(WORKING DATA):
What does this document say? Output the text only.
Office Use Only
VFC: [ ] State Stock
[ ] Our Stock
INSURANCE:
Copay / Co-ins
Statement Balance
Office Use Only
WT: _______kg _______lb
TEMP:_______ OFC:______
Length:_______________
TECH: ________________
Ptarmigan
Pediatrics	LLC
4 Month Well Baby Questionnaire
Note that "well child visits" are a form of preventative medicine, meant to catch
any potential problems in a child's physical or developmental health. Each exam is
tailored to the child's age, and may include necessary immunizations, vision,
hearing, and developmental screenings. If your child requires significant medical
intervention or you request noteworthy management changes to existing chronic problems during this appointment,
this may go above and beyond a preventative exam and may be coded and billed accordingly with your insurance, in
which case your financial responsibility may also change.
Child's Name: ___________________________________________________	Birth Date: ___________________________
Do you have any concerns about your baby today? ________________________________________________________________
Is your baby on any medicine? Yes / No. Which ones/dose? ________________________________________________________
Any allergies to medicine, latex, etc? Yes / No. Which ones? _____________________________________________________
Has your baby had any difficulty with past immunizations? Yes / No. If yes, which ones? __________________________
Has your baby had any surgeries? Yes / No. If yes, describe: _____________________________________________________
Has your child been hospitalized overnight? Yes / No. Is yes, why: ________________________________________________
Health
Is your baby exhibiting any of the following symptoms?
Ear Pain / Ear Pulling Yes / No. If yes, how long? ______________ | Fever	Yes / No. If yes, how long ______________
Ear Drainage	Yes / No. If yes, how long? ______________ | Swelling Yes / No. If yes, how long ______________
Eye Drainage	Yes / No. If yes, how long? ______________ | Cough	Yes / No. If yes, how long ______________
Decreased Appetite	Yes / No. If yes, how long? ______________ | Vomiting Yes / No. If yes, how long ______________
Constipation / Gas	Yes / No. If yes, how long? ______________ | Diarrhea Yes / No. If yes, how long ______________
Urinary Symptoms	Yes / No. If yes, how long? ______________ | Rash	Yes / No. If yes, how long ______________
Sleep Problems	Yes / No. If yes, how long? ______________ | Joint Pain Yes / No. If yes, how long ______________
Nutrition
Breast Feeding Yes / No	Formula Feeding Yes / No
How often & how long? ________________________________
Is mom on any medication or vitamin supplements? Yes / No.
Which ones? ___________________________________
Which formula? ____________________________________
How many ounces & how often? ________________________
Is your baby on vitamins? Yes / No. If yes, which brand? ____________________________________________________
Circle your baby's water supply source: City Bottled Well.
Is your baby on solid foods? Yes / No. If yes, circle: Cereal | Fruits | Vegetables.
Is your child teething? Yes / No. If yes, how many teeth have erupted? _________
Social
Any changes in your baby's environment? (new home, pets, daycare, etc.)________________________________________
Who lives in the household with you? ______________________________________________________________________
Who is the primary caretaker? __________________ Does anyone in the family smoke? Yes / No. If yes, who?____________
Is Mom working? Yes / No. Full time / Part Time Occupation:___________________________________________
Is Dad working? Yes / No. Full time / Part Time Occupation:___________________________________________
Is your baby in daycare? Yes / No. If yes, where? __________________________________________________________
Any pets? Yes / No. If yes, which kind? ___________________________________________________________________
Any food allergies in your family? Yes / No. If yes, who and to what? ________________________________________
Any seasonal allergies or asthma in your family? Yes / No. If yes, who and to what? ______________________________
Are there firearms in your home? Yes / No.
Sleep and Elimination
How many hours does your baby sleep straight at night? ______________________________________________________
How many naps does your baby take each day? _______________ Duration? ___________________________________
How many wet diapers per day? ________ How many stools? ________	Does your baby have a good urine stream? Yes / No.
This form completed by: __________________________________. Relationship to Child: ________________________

(WHAT TO WORK ON):
Write all of the records out again exactly.

(TASK OUTPUT):
What does this document say? Output the text only.
Office Use Only
VFC: [ ] State Stock
[ ] Our Stock
INSURANCE:
Copay / Co-ins
Statement Balance
Office Use Only
WT: _______kg _______lb
TEMP:_______ OFC:______
Length:_______________
TECH: ________________
Ptarmigan
Pediatrics	LLC
4 Month Well Baby Questionnaire
Note that "well child visits" are a form of preventative medicine, meant to catch
any potential problems in a child's physical or developmental health. Each exam is
tailored to the child's age, and may include necessary immunizations, vision,
hearing, and developmental screenings. If your child requires significant medical
intervention or you request noteworthy management changes to existing chronic problems during this appointment,
this may go above and beyond a preventative exam and may be coded and billed accordingly with your insurance, in
which case your financial responsibility may also change.
Child's Name: ___________________________________________________	Birth Date: ___________________________
Do you have any concerns about your baby today? ________________________________________________________________
Is your baby on any medicine? Yes / No. Which ones/dose? ________________________________________________________
Any allergies to medicine, latex, etc? Yes / No. Which ones? _____________________________________________________
Has your baby had any difficulty with past immunizations? Yes / No. If yes, which ones? __________________________
Has your baby had any surgeries? Yes / No. If yes, describe: _____________________________________________________
Has your child been hospitalized overnight? Yes / No. Is yes, why: ________________________________________________
Health
Is your baby exhibiting any of the following symptoms?
Ear Pain / Ear Pulling Yes / No. If yes, how long? ______________ | Fever	Yes / No. If yes, how long ______________
Ear Drainage	Yes / No. If yes, how long? ______________ | Swelling Yes / No. If yes, how long ______________
Eye Drainage	Yes / No. If yes, how long? ______________ | Cough	Yes / No. If yes, how long ______________
Decreased Appetite	Yes / No. If yes, how long? ______________ | Vomiting Yes / No. If yes, how long ______________
Constipation / Gas	Yes / No. If yes, how long? ______________ | Diarrhea Yes / No. If yes, how long ______________
Urinary Symptoms	Yes / No. If yes, how long? ______________ | Rash	Yes / No. If yes, how long ______________
Sleep Problems	Yes / No. If yes, how long? ______________ | Joint Pain Yes / No. If yes, how long ______________
Nutrition
Breast Feeding Yes / No	Formula Feeding Yes / No
How often & how long? ________________________________
Is mom on any medication or vitamin supplements? Yes / No.
Which ones? ___________________________________
Which formula? ____________________________________
How many ounces & how often? ________________________
Is your baby on vitamins? Yes / No. If yes, which brand? ____________________________________________________
Circle your baby's water supply source: City Bottled Well.
Is your baby on solid foods? Yes / No. If yes, circle: Cereal | Fruits | Vegetables.
Is your child teething? Yes / No. If yes, how many teeth have erupted? _________
Social
Any changes in your baby's environment? (new home, pets, daycare, etc.)________________________________________
Who lives in the household with you? ______________________________________________________________________
Who is the primary caretaker? __________________ Does anyone in the family smoke? Yes / No. If yes, who?____________
Is Mom working? Yes / No. Full time / Part Time Occupation:___________________________________________
Is Dad working? Yes / No. Full time / Part Time Occupation:___________________________________________
Is your baby in daycare? Yes / No. If yes, where? __________________________________________________________
Any pets? Yes / No. If yes, which kind? ___________________________________________________________________
Any food allergies in your family? Yes / No. If yes, who and to what? ________________________________________
Any seasonal allergies or asthma in your family? Yes / No. If yes, who and to what? ______________________________
Are there firearms in your home? Yes / No.
Sleep and Elimination
How many hours does your baby sleep straight at night? ______________________________________________________
How many naps does your baby take each day? _______________ Duration? ___________________________________
How many wet diapers per day? ________ How many stools? ________	Does your baby have a good urine stream? Yes / No.
This form completed by: __________________________________. Relationship to Child: ________________________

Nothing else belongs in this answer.